• _REQUIRED TASK 1_: In the passage on HC emissions standards for PFCs, what temperature range does the 24-hour test profile cover?
• _REQUIRED TASK 2_: State whether each statement agrees with the passage on HC emissions standards for PFCs, and quote the words that decide it: (a) the containers are tested with their spouts removed; (b) EPA received comments opposing the proposed emissions standards; (c) the performance-based standard is being finalized as proposed.
• _REQUIRED TASK 3_: Extend the passage on HC emissions standards for PFCs beyond its last sentence.

• _PASSAGE SHOWN_:
* begin *
A. What Are the New HC Emissions Standards for PFCs?

1. Description of Emissions Standard
    We are finalizing as proposed a performance-based standard of 0.3
grams per gallon per day (g/gal/day) of HC to control evaporative and
permeation losses. The standard will be measured based on the emissions
from the container over a diurnal test cycle. The cans will be tested
as a system with their spouts attached. Manufacturers will test the
containers by placing them in an environmental chamber which simulates
summertime ambient temperature conditions and cycling the containers
through the 24-hour temperature profile (72-96 [deg]F), as discussed
below. The test procedures, which are described in more detail below,
ensure that containers meet the emissions standard over a range of in-
use conditions such as different temperatures, different fuels, and
taking into consideration factors affecting durability. EPA received
only supportive comments on the proposed emissions standards.
* end *
• _SUPPLIED ENTRIES_:
* begin *
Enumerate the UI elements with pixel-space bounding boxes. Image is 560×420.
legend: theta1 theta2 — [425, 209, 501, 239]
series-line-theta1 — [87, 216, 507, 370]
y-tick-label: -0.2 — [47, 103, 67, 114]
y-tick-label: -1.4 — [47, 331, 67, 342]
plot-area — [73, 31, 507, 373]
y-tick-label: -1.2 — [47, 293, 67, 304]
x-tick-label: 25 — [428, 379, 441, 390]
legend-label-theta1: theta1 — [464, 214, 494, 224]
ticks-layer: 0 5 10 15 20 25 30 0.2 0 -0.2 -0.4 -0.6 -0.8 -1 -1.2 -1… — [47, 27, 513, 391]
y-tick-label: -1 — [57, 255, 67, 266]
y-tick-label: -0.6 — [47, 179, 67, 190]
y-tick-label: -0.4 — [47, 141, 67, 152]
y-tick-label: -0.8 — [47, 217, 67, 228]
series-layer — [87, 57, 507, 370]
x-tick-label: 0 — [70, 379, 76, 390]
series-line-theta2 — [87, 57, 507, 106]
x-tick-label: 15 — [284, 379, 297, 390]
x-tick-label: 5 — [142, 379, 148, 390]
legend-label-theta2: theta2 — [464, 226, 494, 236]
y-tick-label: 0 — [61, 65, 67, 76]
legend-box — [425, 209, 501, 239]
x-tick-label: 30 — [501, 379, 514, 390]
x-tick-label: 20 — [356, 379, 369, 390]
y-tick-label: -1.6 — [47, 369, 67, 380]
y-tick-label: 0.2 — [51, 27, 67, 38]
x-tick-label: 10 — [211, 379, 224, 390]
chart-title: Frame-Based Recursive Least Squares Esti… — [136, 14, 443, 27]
* end *
• _WRITTEN REPLY 1_: 72 to 96 degrees Fahrenheit.

• _WRITTEN REPLY 2_:
(a) No: "The cans will be tested as a system with their spouts attached."
(b) No: "EPA received only supportive comments on the proposed emissions standards."
(c) Yes: "We are finalizing as proposed a performance-based standard of 0.3 grams per gallon per day (g/gal/day) of HC"

• _WRITTEN REPLY 3_:
2. Determination of Best Available Control
    We continue to believe that the 0.3 g/gal/day emissions standard
and associated test procedures reflect the performance of the best
available control technologies including durable permeation barriers,
auto-closing spouts, and a can that is well-sealed to reduce
evaporative losses. The standard is both economically and
technologically feasible. To comply with California's program, gas can
manufacturers have developed gas cans with low VOC emissions at a
reasonable cost (see section XIII. for costs). Testing of cans designed
to meet CARB standards has shown the new standards to be
technologically feasible. When tested over cycles very similar to those
we are adopting, emissions from these cans have been in the range of
0.2-0.3 g/gal/day.\205\ These cans have been produced with permeation
barriers representing a high level of control (over 90 percent
reductions) and with auto-closing spouts, which are technologies that
represent best available controls for gas cans. Establishing the
standard at 0.3 g/gal/day will require the use of best available
technologies. As discussed in the proposal, we are finalizing a level
at the upper end of the tested performance range to account for product
performance variability (see 71 FR 15896). In addition, we believe that
current best designs can achieve these levels, so we do not believe
that the standard forecloses use of any of the existing performing
product designs. Our detailed feasibility analysis is provided in the
Regulatory Impact Analysis. We did not receive any comments on our
feasibility analysis.
---------------------------------------------------------------------------

    \205\ ``Quantification of Permeation and Evaporative Emissions
From Portable Fuel Container'', California Air Resources Board, June 2004.
---------------------------------------------------------------------------

    In addition to considering technological and economic feasibility,
section 183(e)(1)(A) requires us to consider ``health, environmental,
and energy impacts'' in assessing best available controls.
Environmental and health impacts are discussed in section III.
Moreover, control of spillage from containers may reduce fire hazards
as well because cans would stay tightly closed if tipped over. We
expect the energy impacts of gas can control to be positive, because
the standards will reduce evaporative fuel losses.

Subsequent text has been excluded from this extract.